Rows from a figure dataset
(begin)

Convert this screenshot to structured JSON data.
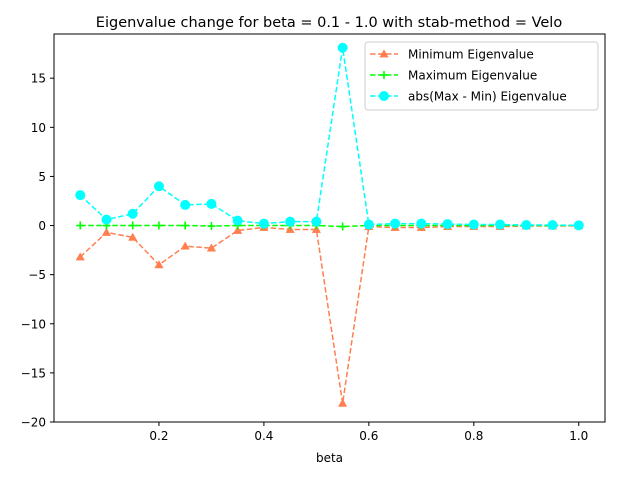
{
  "chart_data": {
    "type": "line",
    "title": "Eigenvalue change for beta = 0.1 - 1.0 with stab-method = Velo",
    "xlabel": "beta",
    "ylabel": "",
    "xlim": [
      0.0,
      1.05
    ],
    "ylim": [
      -20,
      19.5
    ],
    "x_ticks": [
      0.2,
      0.4,
      0.6,
      0.8,
      1.0
    ],
    "x_tick_labels": [
      "0.2",
      "0.4",
      "0.6",
      "0.8",
      "1.0"
    ],
    "y_ticks": [
      -20,
      -15,
      -10,
      -5,
      0,
      5,
      10,
      15
    ],
    "y_tick_labels": [
      "−20",
      "−15",
      "−10",
      "−5",
      "0",
      "5",
      "10",
      "15"
    ],
    "grid": false,
    "legend_position": "top-right",
    "x": [
      0.05,
      0.1,
      0.15,
      0.2,
      0.25,
      0.3,
      0.35,
      0.4,
      0.45,
      0.5,
      0.55,
      0.6,
      0.65,
      0.7,
      0.75,
      0.8,
      0.85,
      0.9,
      0.95,
      1.0
    ],
    "series": [
      {
        "name": "Minimum Eigenvalue",
        "color": "#ff7f50",
        "marker": "triangle",
        "values": [
          -3.2,
          -0.7,
          -1.2,
          -4.0,
          -2.1,
          -2.3,
          -0.5,
          -0.2,
          -0.4,
          -0.4,
          -18.1,
          -0.1,
          -0.2,
          -0.2,
          -0.1,
          -0.1,
          -0.1,
          -0.05,
          -0.05,
          -0.02
        ]
      },
      {
        "name": "Maximum Eigenvalue",
        "color": "#00ff00",
        "marker": "plus",
        "values": [
          0.0,
          0.0,
          0.0,
          0.0,
          0.0,
          -0.05,
          0.0,
          0.0,
          0.0,
          0.0,
          -0.1,
          0.0,
          0.0,
          0.0,
          0.0,
          0.0,
          0.0,
          0.0,
          0.0,
          0.0
        ]
      },
      {
        "name": "abs(Max - Min) Eigenvalue",
        "color": "#00ffff",
        "marker": "circle",
        "values": [
          3.1,
          0.6,
          1.2,
          4.0,
          2.1,
          2.2,
          0.5,
          0.2,
          0.4,
          0.4,
          18.1,
          0.1,
          0.2,
          0.2,
          0.15,
          0.1,
          0.1,
          0.05,
          0.05,
          0.02
        ]
      }
    ]
  }
}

(end)

▶ [Direction]:
Check each line of the data above for the string "beta" and report only how many lines have it.

▶ [The response]:
2